Objective – Below is a listing to write out in full, exactly as given, without its pictures.

Data excerpts –
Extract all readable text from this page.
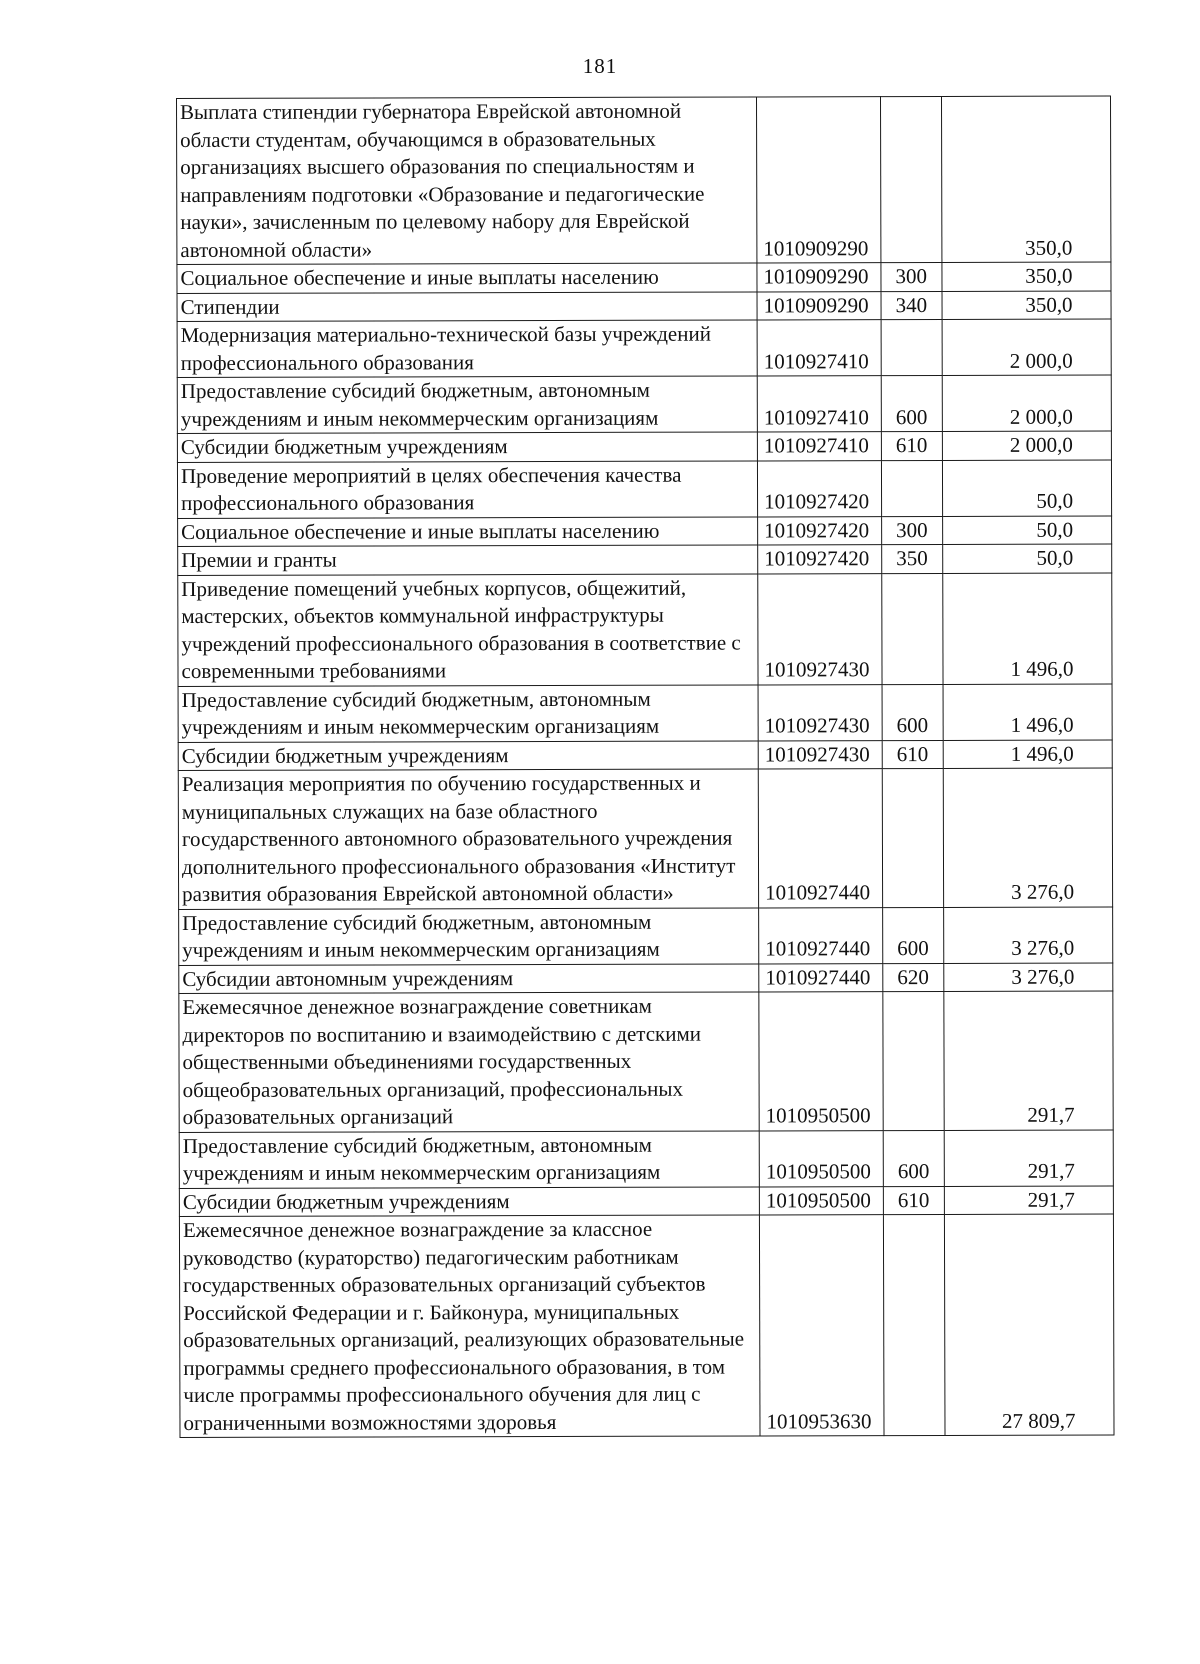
181
Выплата стипендии губернатора Еврейской автономной области студентам, обучающимся в образовательных организациях высшего образования по специальностям и направлениям подготовки «Образование и педагогические науки», зачисленным по целевому набору для Еврейской автономной области»	1010909290		350,0
Социальное обеспечение и иные выплаты населению	1010909290	300	350,0
Стипендии	1010909290	340	350,0
Модернизация материально-технической базы учреждений профессионального образования	1010927410		2 000,0
Предоставление субсидий бюджетным, автономным учреждениям и иным некоммерческим организациям	1010927410	600	2 000,0
Субсидии бюджетным учреждениям	1010927410	610	2 000,0
Проведение мероприятий в целях обеспечения качества профессионального образования	1010927420		50,0
Социальное обеспечение и иные выплаты населению	1010927420	300	50,0
Премии и гранты	1010927420	350	50,0
Приведение помещений учебных корпусов, общежитий, мастерских, объектов коммунальной инфраструктуры учреждений профессионального образования в соответствие с современными требованиями	1010927430		1 496,0
Предоставление субсидий бюджетным, автономным учреждениям и иным некоммерческим организациям	1010927430	600	1 496,0
Субсидии бюджетным учреждениям	1010927430	610	1 496,0
Реализация мероприятия по обучению государственных и муниципальных служащих на базе областного государственного автономного образовательного учреждения дополнительного профессионального образования «Институт развития образования Еврейской автономной области»	1010927440		3 276,0
Предоставление субсидий бюджетным, автономным учреждениям и иным некоммерческим организациям	1010927440	600	3 276,0
Субсидии автономным учреждениям	1010927440	620	3 276,0
Ежемесячное денежное вознаграждение советникам директоров по воспитанию и взаимодействию с детскими общественными объединениями государственных общеобразовательных организаций, профессиональных образовательных организаций	1010950500		291,7
Предоставление субсидий бюджетным, автономным учреждениям и иным некоммерческим организациям	1010950500	600	291,7
Субсидии бюджетным учреждениям	1010950500	610	291,7
Ежемесячное денежное вознаграждение за классное руководство (кураторство) педагогическим работникам государственных образовательных организаций субъектов Российской Федерации и г. Байконура, муниципальных образовательных организаций, реализующих образовательные программы среднего профессионального образования, в том числе программы профессионального обучения для лиц с ограниченными возможностями здоровья	1010953630		27 809,7
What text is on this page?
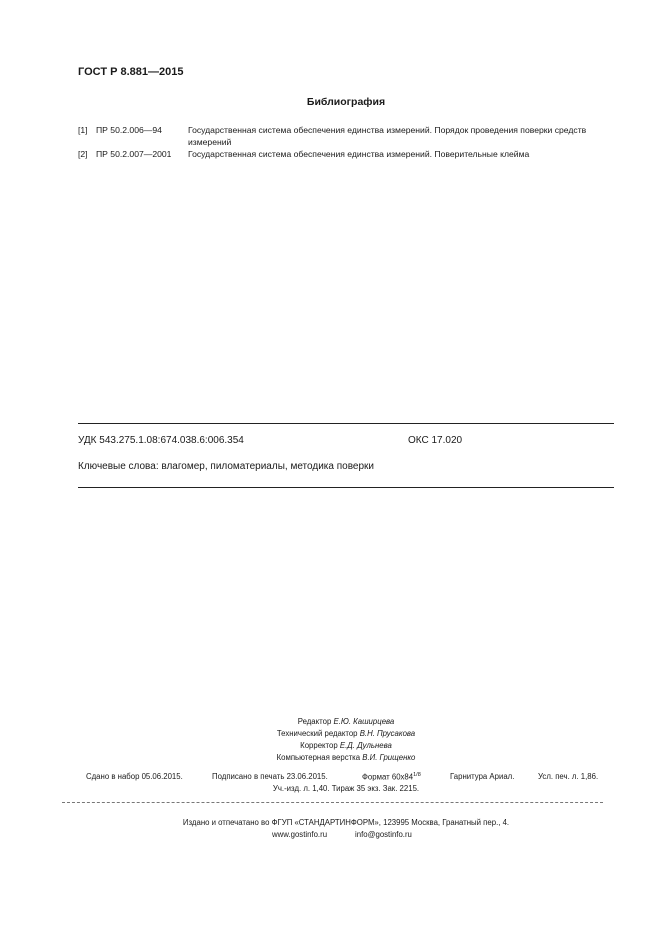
ГОСТ Р 8.881—2015
Библиография
[1] ПР 50.2.006—94	Государственная система обеспечения единства измерений. Порядок проведения поверки средств измерений
[2] ПР 50.2.007—2001 Государственная система обеспечения единства измерений. Поверительные клейма
УДК 543.275.1.08:674.038.6:006.354	ОКС 17.020
Ключевые слова: влагомер, пиломатериалы, методика поверки
Редактор Е.Ю. Каширцева
Технический редактор В.Н. Прусакова
Корректор Е.Д. Дульнева
Компьютерная верстка В.И. Грищенко
Сдано в набор 05.06.2015.	Подписано в печать 23.06.2015.	Формат $60х84^{1/8}$	Гарнитура Ариал.	Усл. печ. л. 1,86.
Уч.-изд. л. 1,40. Тираж 35 экз. Зак. 2215.
Издано и отпечатано во ФГУП «СТАНДАРТИНФОРМ», 123995 Москва, Гранатный пер., 4.
www.gostinfo.ru	info@gostinfo.ru
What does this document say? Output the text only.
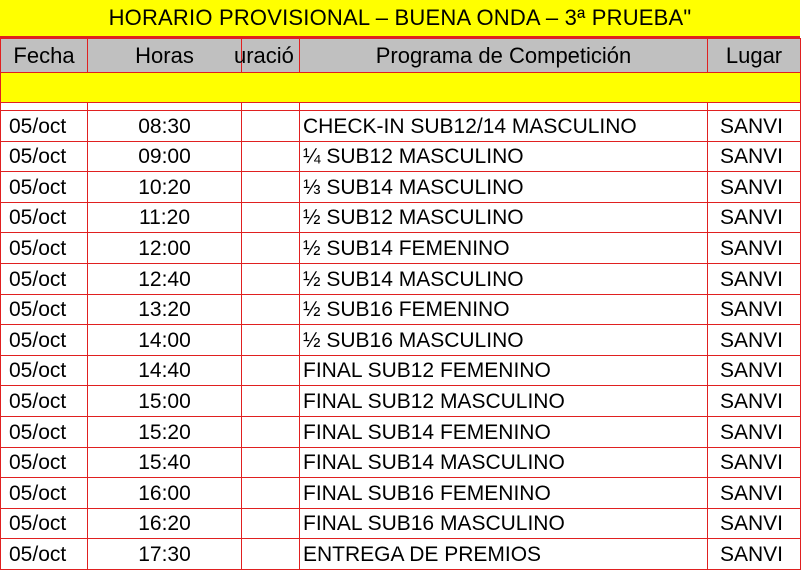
HORARIO PROVISIONAL – BUENA ONDA – 3ª PRUEBA"
Fecha	Horas	uració	Programa de Competición	Lugar

05/oct	08:30		CHECK-IN SUB12/14 MASCULINO	SANVI
05/oct	09:00		¼ SUB12 MASCULINO	SANVI
05/oct	10:20		⅓ SUB14 MASCULINO	SANVI
05/oct	11:20		½ SUB12 MASCULINO	SANVI
05/oct	12:00		½ SUB14 FEMENINO	SANVI
05/oct	12:40		½ SUB14 MASCULINO	SANVI
05/oct	13:20		½ SUB16 FEMENINO	SANVI
05/oct	14:00		½ SUB16 MASCULINO	SANVI
05/oct	14:40		FINAL SUB12 FEMENINO	SANVI
05/oct	15:00		FINAL SUB12 MASCULINO	SANVI
05/oct	15:20		FINAL SUB14 FEMENINO	SANVI
05/oct	15:40		FINAL SUB14 MASCULINO	SANVI
05/oct	16:00		FINAL SUB16 FEMENINO	SANVI
05/oct	16:20		FINAL SUB16 MASCULINO	SANVI
05/oct	17:30		ENTREGA DE PREMIOS	SANVI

Result of this task –
Extract all readable text from this page.
181
Выплата стипендии губернатора Еврейской автономной области студентам, обучающимся в образовательных организациях высшего образования по специальностям и направлениям подготовки «Образование и педагогические науки», зачисленным по целевому набору для Еврейской автономной области»	1010909290		350,0
Социальное обеспечение и иные выплаты населению	1010909290	300	350,0
Стипендии	1010909290	340	350,0
Модернизация материально-технической базы учреждений профессионального образования	1010927410		2 000,0
Предоставление субсидий бюджетным, автономным учреждениям и иным некоммерческим организациям	1010927410	600	2 000,0
Субсидии бюджетным учреждениям	1010927410	610	2 000,0
Проведение мероприятий в целях обеспечения качества профессионального образования	1010927420		50,0
Социальное обеспечение и иные выплаты населению	1010927420	300	50,0
Премии и гранты	1010927420	350	50,0
Приведение помещений учебных корпусов, общежитий, мастерских, объектов коммунальной инфраструктуры учреждений профессионального образования в соответствие с современными требованиями	1010927430		1 496,0
Предоставление субсидий бюджетным, автономным учреждениям и иным некоммерческим организациям	1010927430	600	1 496,0
Субсидии бюджетным учреждениям	1010927430	610	1 496,0
Реализация мероприятия по обучению государственных и муниципальных служащих на базе областного государственного автономного образовательного учреждения дополнительного профессионального образования «Институт развития образования Еврейской автономной области»	1010927440		3 276,0
Предоставление субсидий бюджетным, автономным учреждениям и иным некоммерческим организациям	1010927440	600	3 276,0
Субсидии автономным учреждениям	1010927440	620	3 276,0
Ежемесячное денежное вознаграждение советникам директоров по воспитанию и взаимодействию с детскими общественными объединениями государственных общеобразовательных организаций, профессиональных образовательных организаций	1010950500		291,7
Предоставление субсидий бюджетным, автономным учреждениям и иным некоммерческим организациям	1010950500	600	291,7
Субсидии бюджетным учреждениям	1010950500	610	291,7
Ежемесячное денежное вознаграждение за классное руководство (кураторство) педагогическим работникам государственных образовательных организаций субъектов Российской Федерации и г. Байконура, муниципальных образовательных организаций, реализующих образовательные программы среднего профессионального образования, в том числе программы профессионального обучения для лиц с ограниченными возможностями здоровья	1010953630		27 809,7
What text is on this page?
ГОСТ Р 8.881—2015
Библиография
[1] ПР 50.2.006—94	Государственная система обеспечения единства измерений. Порядок проведения поверки средств измерений
[2] ПР 50.2.007—2001 Государственная система обеспечения единства измерений. Поверительные клейма
УДК 543.275.1.08:674.038.6:006.354	ОКС 17.020
Ключевые слова: влагомер, пиломатериалы, методика поверки
Редактор Е.Ю. Каширцева
Технический редактор В.Н. Прусакова
Корректор Е.Д. Дульнева
Компьютерная верстка В.И. Грищенко
Сдано в набор 05.06.2015.	Подписано в печать 23.06.2015.	Формат $60х84^{1/8}$	Гарнитура Ариал.	Усл. печ. л. 1,86.
Уч.-изд. л. 1,40. Тираж 35 экз. Зак. 2215.
Издано и отпечатано во ФГУП «СТАНДАРТИНФОРМ», 123995 Москва, Гранатный пер., 4.
www.gostinfo.ru	info@gostinfo.ru
What does this document say? Output the text only.
HORARIO PROVISIONAL – BUENA ONDA – 3ª PRUEBA"
Fecha	Horas	uració	Programa de Competición	Lugar

05/oct	08:30		CHECK-IN SUB12/14 MASCULINO	SANVI
05/oct	09:00		¼ SUB12 MASCULINO	SANVI
05/oct	10:20		⅓ SUB14 MASCULINO	SANVI
05/oct	11:20		½ SUB12 MASCULINO	SANVI
05/oct	12:00		½ SUB14 FEMENINO	SANVI
05/oct	12:40		½ SUB14 MASCULINO	SANVI
05/oct	13:20		½ SUB16 FEMENINO	SANVI
05/oct	14:00		½ SUB16 MASCULINO	SANVI
05/oct	14:40		FINAL SUB12 FEMENINO	SANVI
05/oct	15:00		FINAL SUB12 MASCULINO	SANVI
05/oct	15:20		FINAL SUB14 FEMENINO	SANVI
05/oct	15:40		FINAL SUB14 MASCULINO	SANVI
05/oct	16:00		FINAL SUB16 FEMENINO	SANVI
05/oct	16:20		FINAL SUB16 MASCULINO	SANVI
05/oct	17:30		ENTREGA DE PREMIOS	SANVI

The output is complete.